Com a dificuldade de transferência, a cidade tem adaptado leitos clínicos para uma estrutura “semi-intensiva”, com respirador e apoio de fisioterapeuta (para auxiliar na questão respiratória). “A partir de 1.º de março, tivemos maior dificuldade de transferir. Até então, conseguia mandar pacientes para a UTI em até 24 horas. Agora demora seis, sete dias para conseguir vaga. Hoje (ontem), são seis aguardando”, comenta.

A espera foi ainda maior em Nhandeara, onde um paciente morreu após aguardar UTI por 12 dias, segundo a gestão municipal. No norte do Estado e com 11 mil habitantes, a cidade tem só pronto-socorro, no qual dois homens internados há cerca de uma semana estão na fila de transferência. Secretário de Saúde, Rafael Benini Pereira disse ter alertado o Departamento Regional, mas a crise é geral. “Antes, era questão de horas até ter vaga”, diz ele.

Bragança Paulista, que costuma receber casos que chegam do Samu em toda a região, está com os 49 leitos de UTI ocupados. Desde fevereiro, transferiu outros 57 pacientes de coronavírus para cidades vizinhas. “Quando não (tem as transferências), tentamos manter o paciente vivo”, afirma a secretária municipal de Saúde, Marina de Fatima de Oliveira. “Era m rápidas, mas desde a semana passada estão sem condições. Parece que os hospitais que nos recebiam também colapsaram.”

Entre os óbitos, também estão pacientes que necessitavam de leito clínico. Em Diadema, Grande São Paulo, três pacientes entre 54 e 75 anos não resistiram enquanto aguardavam vaga de enfermaria, e outros dois, de 76 e 80 anos, morreram na fila por UTI. “No período em que permaneceram em hospitais municipais, as pacientes foram assistidas, recebendo acompanhamento médico, medicação e cuidados necessários”, disse a prefeitura.
◆ ◆ ◆ ◆ ◆ ◆ ◆
### Instruções das tarefas:
**a)** Liste todos os municípios mencionados pelo nome no texto sobre a falta de leitos de UTI.
**b)** Dê seguimento ao texto sobre a falta de leitos de UTI, redigindo a parte que vem logo após o último parágrafo apresentado.

### Informações extraídas:
◆ ◆ ◆ ◆ ◆ ◆ ◆
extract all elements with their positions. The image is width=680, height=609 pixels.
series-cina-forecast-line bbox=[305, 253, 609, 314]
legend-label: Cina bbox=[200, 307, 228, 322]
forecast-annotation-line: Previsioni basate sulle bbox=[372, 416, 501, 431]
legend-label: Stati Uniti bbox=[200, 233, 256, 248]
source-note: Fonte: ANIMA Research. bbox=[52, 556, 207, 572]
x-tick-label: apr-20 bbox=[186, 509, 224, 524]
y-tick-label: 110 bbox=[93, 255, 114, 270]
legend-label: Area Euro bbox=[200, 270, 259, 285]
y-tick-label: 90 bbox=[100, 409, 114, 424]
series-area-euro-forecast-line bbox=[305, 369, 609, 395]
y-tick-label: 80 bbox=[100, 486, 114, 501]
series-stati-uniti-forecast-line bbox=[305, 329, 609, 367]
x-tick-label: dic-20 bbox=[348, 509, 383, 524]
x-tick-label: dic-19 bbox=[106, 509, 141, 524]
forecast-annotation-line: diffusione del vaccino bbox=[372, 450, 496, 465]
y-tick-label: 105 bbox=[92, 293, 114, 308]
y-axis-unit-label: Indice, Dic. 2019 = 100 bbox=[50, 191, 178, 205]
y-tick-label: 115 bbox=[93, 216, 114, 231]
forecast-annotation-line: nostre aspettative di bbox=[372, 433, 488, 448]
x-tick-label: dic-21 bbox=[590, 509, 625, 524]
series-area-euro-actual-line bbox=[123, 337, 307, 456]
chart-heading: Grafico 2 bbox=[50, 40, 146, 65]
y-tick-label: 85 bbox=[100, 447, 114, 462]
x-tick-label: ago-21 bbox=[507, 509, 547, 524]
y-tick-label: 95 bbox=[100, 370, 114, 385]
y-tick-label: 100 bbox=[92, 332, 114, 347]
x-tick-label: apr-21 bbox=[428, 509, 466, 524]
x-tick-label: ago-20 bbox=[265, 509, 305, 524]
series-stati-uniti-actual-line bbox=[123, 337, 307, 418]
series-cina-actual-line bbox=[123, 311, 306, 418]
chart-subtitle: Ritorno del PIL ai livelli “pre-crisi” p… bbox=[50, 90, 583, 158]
◆ ◆ ◆ ◆ ◆ ◆ ◆
### Respostas em ordem:
**a)**
Nhandeara
Bragança Paulista
Diadema

**b)**
Embora a maioria dos óbitos apontados no levantamento do Estadão seja de idosos, também há vítimas mais jovens. Em Taboão, homens de 46 e 52 anos estão entre os 14 que morreram na fila por UTI. Em Araçatuba, três dos quatro óbitos na espera foram de pessoas abaixo de 60 anos (de 46, 53 e 59).

Márcia Aparecida da Luz, de 38 anos, morreu no ia 2, na fila de espera de UTI, em Buri. “Ainda estamos sem resposta. É triste saber que ela poderia ter sido salva se houvesse vaga para internação”, disse a sobrinha Graciele Antunes, de 36 anos. Márcia morreu em uma Unidade de Pronto Atendimento (UPA) onde mais oito infectados aguardavam transferência para hospital. Ela havia sido internada no dia 28, juntamente com o marido, Djalma Antunes. O casal é dono de um conhecido restaurante na cidade.

Os dois tinham apresentado sintomas quase ao mesmo tempo. Ele foi transferido na madrugada do dia 2, por meio do Cross, para Sorocaba. “Achávamos que minha tia iria junto, mas não havia vaga para os dois. O quadro dela se agravou e ela não resistiu. Morreu no mesmo dia, à tarde”, conta a sobrinha.

A prefeitura de Buri informou que a paciente recebeu o suporte clínico possível, diante da calamidade. Acrescentou que foi feito todo o esforço para conseguir a transferência. Após Márcia, mais três morreram à espera de vaga na cidade.

Os outros casos foram nos seguintes municípios: Alumínio (1), Cabreúva (1), Caieiras (1), Capela do Alto (2), Dracena (3), Francisco Morato (2), Itajobi (1), Itapecerica da Serra (2), Itapetininga (1), Jales (3), Joanópolis (1), Ouroeste (4), Rio Grande da Serra (2), Santa Adélia (1), Sumaré (1) e Urânia (3).

Efeito dominó

Marcio Sommer Bittencourt, médico da Clínica de Epidemiologia do Hospital Universitário da USP, explica que o represamento de internações causa pressão ainda maior sobre a rede de saúde. Isso porque, quando consegue UTI, o paciente está debilitado e requer maior tempo de tratamento. Ou não resiste e morre.

“Os pacientes na fila por UTI estão recebendo assistência pior do que se estivessem na UTI. Não que os profissionais que estão lá sejam ruins, mas porque a estrutura não permite atender. Afeta o prognóstico e vai morrer muito mais gente do que se a gente prestasse assistência médica adequada.”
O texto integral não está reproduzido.